**Work instructions:**
Can you reproduce every line of the records below, character for character, with the pictures left out?

• • • • •

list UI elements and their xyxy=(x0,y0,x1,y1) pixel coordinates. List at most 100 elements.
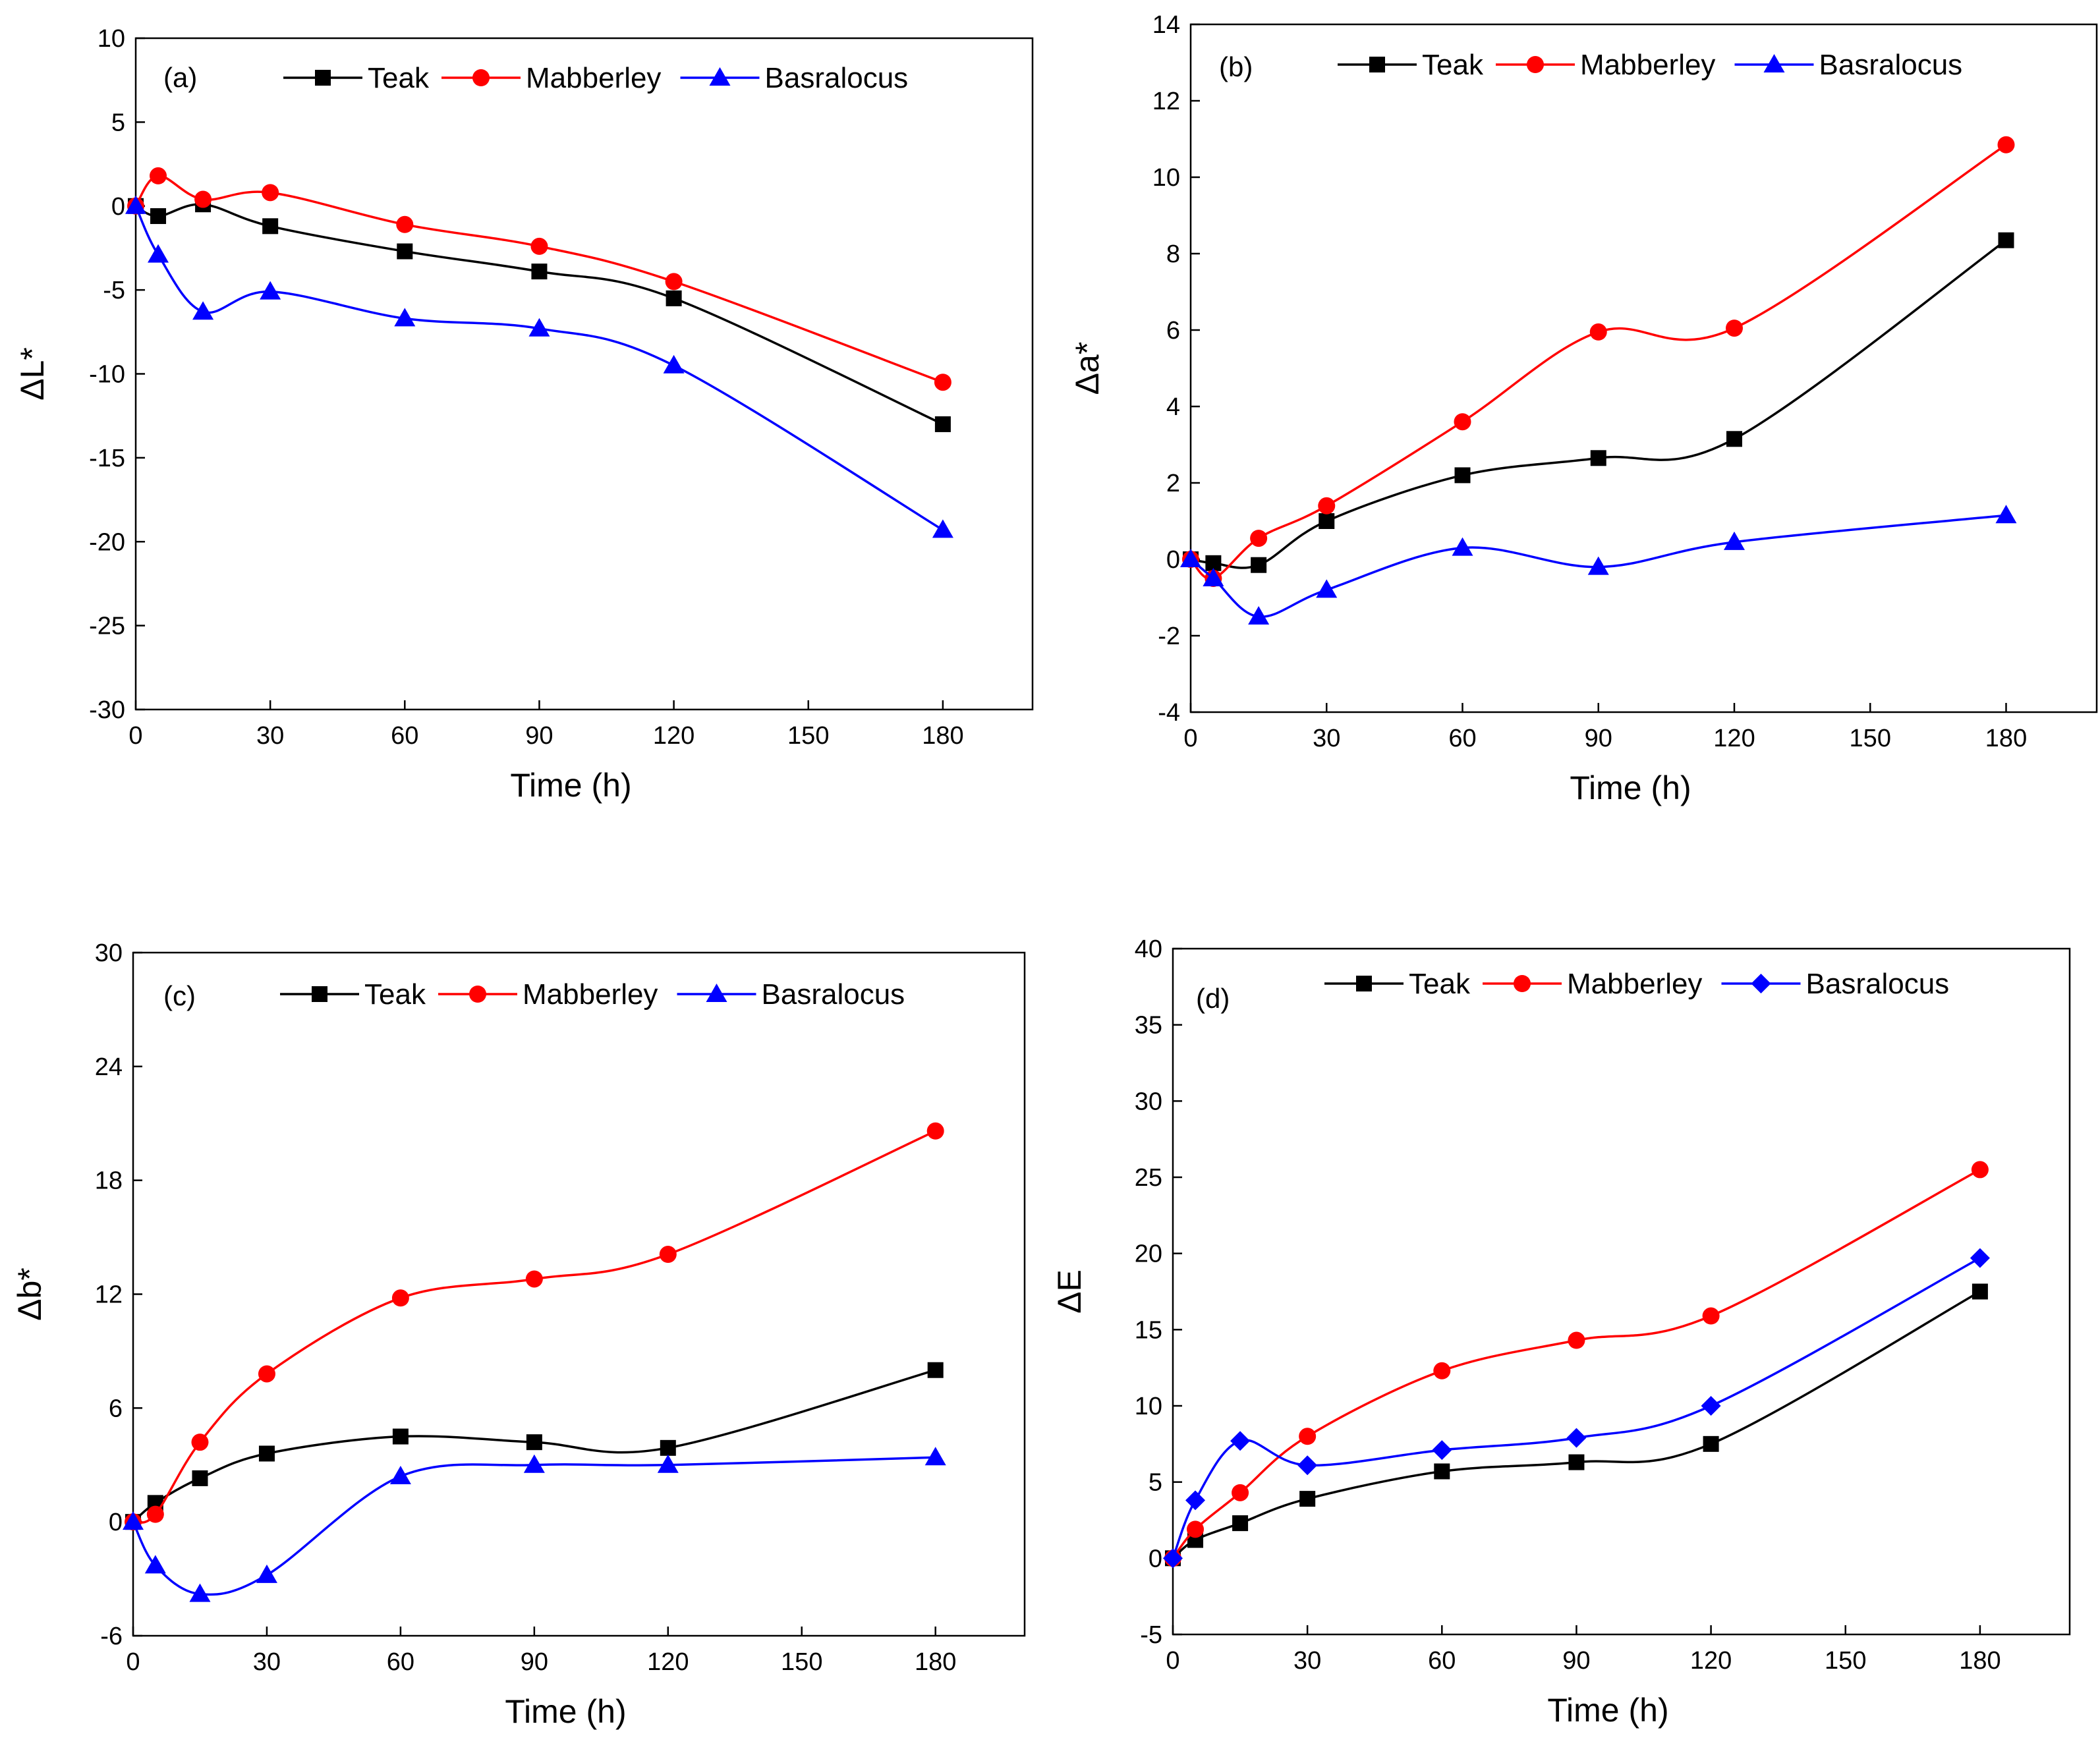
data-point xyxy=(1587,556,1609,575)
legend-item-teak: Teak xyxy=(280,978,426,1011)
x-tick-label: 60 xyxy=(387,1648,414,1676)
y-tick-label: 6 xyxy=(109,1395,123,1422)
y-tick-label: 12 xyxy=(1152,88,1180,115)
panel-label: (a) xyxy=(163,62,197,93)
legend-item-basralocus: Basralocus xyxy=(677,978,905,1011)
data-point xyxy=(528,318,550,337)
legend-marker xyxy=(312,986,327,1002)
x-tick-label: 90 xyxy=(521,1648,548,1676)
y-tick-label: 0 xyxy=(111,193,125,221)
panel-label: (d) xyxy=(1196,983,1230,1014)
legend-label: Basralocus xyxy=(765,62,909,94)
y-tick-label: 18 xyxy=(95,1167,123,1195)
legend-marker xyxy=(709,67,731,86)
y-tick-label: -30 xyxy=(89,696,125,724)
y-tick-label: -4 xyxy=(1158,699,1180,727)
legend-marker xyxy=(1527,56,1544,73)
data-point xyxy=(194,190,212,208)
data-point xyxy=(657,1454,679,1473)
legend-marker xyxy=(1751,974,1771,993)
data-point xyxy=(1232,1515,1249,1532)
y-tick-label: -5 xyxy=(103,277,125,304)
data-point xyxy=(1318,497,1336,515)
data-point xyxy=(1724,531,1745,550)
data-point xyxy=(123,1511,144,1530)
panel-label: (b) xyxy=(1219,51,1253,82)
legend-label: Basralocus xyxy=(1819,49,1963,81)
data-point xyxy=(262,184,279,202)
data-point xyxy=(1995,505,2017,524)
x-tick-label: 30 xyxy=(256,722,284,750)
data-point xyxy=(530,237,548,255)
data-point xyxy=(1997,136,2015,153)
x-tick-label: 150 xyxy=(1825,1647,1866,1675)
y-tick-label: 6 xyxy=(1166,317,1180,345)
y-axis-title: Δa* xyxy=(1069,342,1106,395)
series-line xyxy=(1172,1168,1981,1559)
y-tick-label: 10 xyxy=(1152,164,1180,192)
data-point xyxy=(1297,1455,1318,1476)
legend-item-teak: Teak xyxy=(1338,49,1484,81)
data-point xyxy=(258,1445,275,1462)
legend-label: Mabberley xyxy=(1580,49,1715,81)
y-tick-label: 40 xyxy=(1135,935,1162,963)
y-tick-label: 4 xyxy=(1166,393,1180,421)
x-tick-label: 120 xyxy=(1713,725,1755,752)
legend-item-mabberley: Mabberley xyxy=(1483,968,1702,1000)
x-tick-label: 0 xyxy=(1183,725,1197,752)
data-point xyxy=(397,243,413,260)
data-point xyxy=(924,1447,946,1466)
x-tick-label: 0 xyxy=(1166,1647,1179,1675)
legend-marker xyxy=(1763,54,1785,72)
x-axis-title: Time (h) xyxy=(1547,1692,1668,1729)
data-point xyxy=(1726,320,1743,337)
x-tick-label: 150 xyxy=(781,1648,822,1676)
data-point xyxy=(1970,1248,1990,1268)
y-tick-label: 5 xyxy=(111,109,125,136)
x-axis-title: Time (h) xyxy=(510,767,631,804)
x-tick-label: 0 xyxy=(126,1648,140,1676)
data-point xyxy=(150,167,167,184)
legend: Teak Mabberley Basralocus xyxy=(280,978,905,1011)
legend-label: Mabberley xyxy=(1567,968,1702,1000)
legend-item-mabberley: Mabberley xyxy=(1496,49,1715,81)
y-tick-label: -2 xyxy=(1158,623,1180,650)
data-point xyxy=(1433,1362,1451,1379)
y-tick-label: 5 xyxy=(1149,1469,1162,1497)
x-tick-label: 150 xyxy=(1850,725,1891,752)
data-point xyxy=(666,290,682,306)
legend-item-basralocus: Basralocus xyxy=(680,62,909,94)
data-point xyxy=(1163,1548,1183,1569)
data-point xyxy=(396,215,414,233)
data-point xyxy=(526,1434,542,1451)
data-point xyxy=(394,308,416,327)
data-point xyxy=(1232,1484,1249,1501)
series-line xyxy=(132,1369,936,1523)
legend-label: Teak xyxy=(368,62,430,94)
legend-label: Basralocus xyxy=(1806,968,1950,1000)
y-tick-label: 10 xyxy=(1135,1393,1162,1420)
y-tick-label: 15 xyxy=(1135,1316,1162,1344)
x-tick-label: 60 xyxy=(391,722,418,750)
data-point xyxy=(932,519,953,538)
legend-label: Mabberley xyxy=(523,978,658,1011)
data-point xyxy=(934,374,951,391)
legend-marker xyxy=(1369,57,1385,72)
x-tick-label: 120 xyxy=(1690,1647,1732,1675)
x-axis-title: Time (h) xyxy=(1570,769,1691,806)
plot-frame xyxy=(1189,23,2098,713)
y-tick-label: -6 xyxy=(100,1623,123,1650)
y-tick-label: 2 xyxy=(1166,470,1180,497)
data-point xyxy=(146,1505,164,1523)
chart-panel-b: 0 30 60 90 120 150 180 -4 -2 0 2 4 6 8 10 12 14 Time (h) Δ… xyxy=(1069,11,2098,806)
legend: Teak Mabberley Basralocus xyxy=(1324,968,1949,1000)
data-point xyxy=(389,1466,411,1485)
x-axis-title: Time (h) xyxy=(505,1693,626,1730)
x-tick-label: 60 xyxy=(1448,725,1476,752)
data-point xyxy=(256,1564,277,1583)
y-tick-label: 0 xyxy=(109,1509,123,1536)
data-point xyxy=(1180,549,1201,567)
data-point xyxy=(1452,537,1473,556)
x-tick-label: 180 xyxy=(1959,1647,2001,1675)
x-tick-label: 90 xyxy=(1562,1647,1590,1675)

• • • • •

**Solution for this problem:**
list UI elements and their xyxy=(x0,y0,x1,y1) pixel coordinates. List at most 100 elements.
data-point xyxy=(1587,556,1609,575)
legend-item-teak: Teak xyxy=(280,978,426,1011)
x-tick-label: 60 xyxy=(387,1648,414,1676)
y-tick-label: 6 xyxy=(109,1395,123,1422)
y-tick-label: 12 xyxy=(1152,88,1180,115)
panel-label: (a) xyxy=(163,62,197,93)
legend-item-basralocus: Basralocus xyxy=(677,978,905,1011)
data-point xyxy=(528,318,550,337)
legend-marker xyxy=(312,986,327,1002)
x-tick-label: 90 xyxy=(521,1648,548,1676)
y-tick-label: 0 xyxy=(111,193,125,221)
panel-label: (d) xyxy=(1196,983,1230,1014)
legend-label: Basralocus xyxy=(765,62,909,94)
y-tick-label: 18 xyxy=(95,1167,123,1195)
legend-marker xyxy=(709,67,731,86)
y-tick-label: -30 xyxy=(89,696,125,724)
y-tick-label: -4 xyxy=(1158,699,1180,727)
legend-marker xyxy=(1527,56,1544,73)
data-point xyxy=(194,190,212,208)
data-point xyxy=(657,1454,679,1473)
legend-marker xyxy=(1751,974,1771,993)
data-point xyxy=(1232,1515,1249,1532)
y-tick-label: -5 xyxy=(103,277,125,304)
data-point xyxy=(1318,497,1336,515)
data-point xyxy=(1724,531,1745,550)
data-point xyxy=(123,1511,144,1530)
panel-label: (b) xyxy=(1219,51,1253,82)
legend-label: Basralocus xyxy=(1819,49,1963,81)
data-point xyxy=(262,184,279,202)
data-point xyxy=(1995,505,2017,524)
x-tick-label: 30 xyxy=(256,722,284,750)
data-point xyxy=(530,237,548,255)
data-point xyxy=(1997,136,2015,153)
x-tick-label: 150 xyxy=(1825,1647,1866,1675)
y-tick-label: 6 xyxy=(1166,317,1180,345)
y-axis-title: Δa* xyxy=(1069,342,1106,395)
series-line xyxy=(1172,1168,1981,1559)
y-tick-label: 10 xyxy=(1152,164,1180,192)
data-point xyxy=(1297,1455,1318,1476)
legend-item-teak: Teak xyxy=(1338,49,1484,81)
data-point xyxy=(258,1445,275,1462)
legend-label: Mabberley xyxy=(1580,49,1715,81)
y-tick-label: 40 xyxy=(1135,935,1162,963)
y-tick-label: 4 xyxy=(1166,393,1180,421)
x-tick-label: 120 xyxy=(1713,725,1755,752)
legend-item-mabberley: Mabberley xyxy=(1483,968,1702,1000)
x-tick-label: 0 xyxy=(1183,725,1197,752)
data-point xyxy=(397,243,413,260)
data-point xyxy=(924,1447,946,1466)
x-tick-label: 0 xyxy=(1166,1647,1179,1675)
legend-marker xyxy=(1763,54,1785,72)
x-axis-title: Time (h) xyxy=(1547,1692,1668,1729)
data-point xyxy=(1726,320,1743,337)
x-tick-label: 150 xyxy=(781,1648,822,1676)
data-point xyxy=(1970,1248,1990,1268)
y-tick-label: 5 xyxy=(111,109,125,136)
x-axis-title: Time (h) xyxy=(510,767,631,804)
x-tick-label: 0 xyxy=(126,1648,140,1676)
data-point xyxy=(150,167,167,184)
legend: Teak Mabberley Basralocus xyxy=(280,978,905,1011)
legend-label: Mabberley xyxy=(1567,968,1702,1000)
legend-item-mabberley: Mabberley xyxy=(1496,49,1715,81)
y-tick-label: -2 xyxy=(1158,623,1180,650)
data-point xyxy=(1433,1362,1451,1379)
y-tick-label: 5 xyxy=(1149,1469,1162,1497)
x-tick-label: 150 xyxy=(1850,725,1891,752)
data-point xyxy=(666,290,682,306)
legend-item-basralocus: Basralocus xyxy=(680,62,909,94)
data-point xyxy=(1163,1548,1183,1569)
data-point xyxy=(396,215,414,233)
data-point xyxy=(526,1434,542,1451)
data-point xyxy=(394,308,416,327)
data-point xyxy=(1232,1484,1249,1501)
series-line xyxy=(132,1369,936,1523)
legend-label: Teak xyxy=(368,62,430,94)
legend-label: Basralocus xyxy=(1806,968,1950,1000)
y-tick-label: 10 xyxy=(1135,1393,1162,1420)
y-tick-label: 15 xyxy=(1135,1316,1162,1344)
x-tick-label: 60 xyxy=(391,722,418,750)
data-point xyxy=(932,519,953,538)
legend-label: Mabberley xyxy=(523,978,658,1011)
data-point xyxy=(934,374,951,391)
legend-marker xyxy=(1369,57,1385,72)
x-tick-label: 120 xyxy=(1690,1647,1732,1675)
x-axis-title: Time (h) xyxy=(1570,769,1691,806)
plot-frame xyxy=(1189,23,2098,713)
y-tick-label: -6 xyxy=(100,1623,123,1650)
y-tick-label: 2 xyxy=(1166,470,1180,497)
data-point xyxy=(146,1505,164,1523)
chart-panel-b: 0 30 60 90 120 150 180 -4 -2 0 2 4 6 8 10 12 14 Time (h) Δ… xyxy=(1069,11,2098,806)
legend: Teak Mabberley Basralocus xyxy=(1324,968,1949,1000)
data-point xyxy=(389,1466,411,1485)
x-axis-title: Time (h) xyxy=(505,1693,626,1730)
x-tick-label: 60 xyxy=(1448,725,1476,752)
data-point xyxy=(256,1564,277,1583)
y-tick-label: 0 xyxy=(109,1509,123,1536)
data-point xyxy=(1180,549,1201,567)
data-point xyxy=(1452,537,1473,556)
x-tick-label: 180 xyxy=(1959,1647,2001,1675)
x-tick-label: 90 xyxy=(1562,1647,1590,1675)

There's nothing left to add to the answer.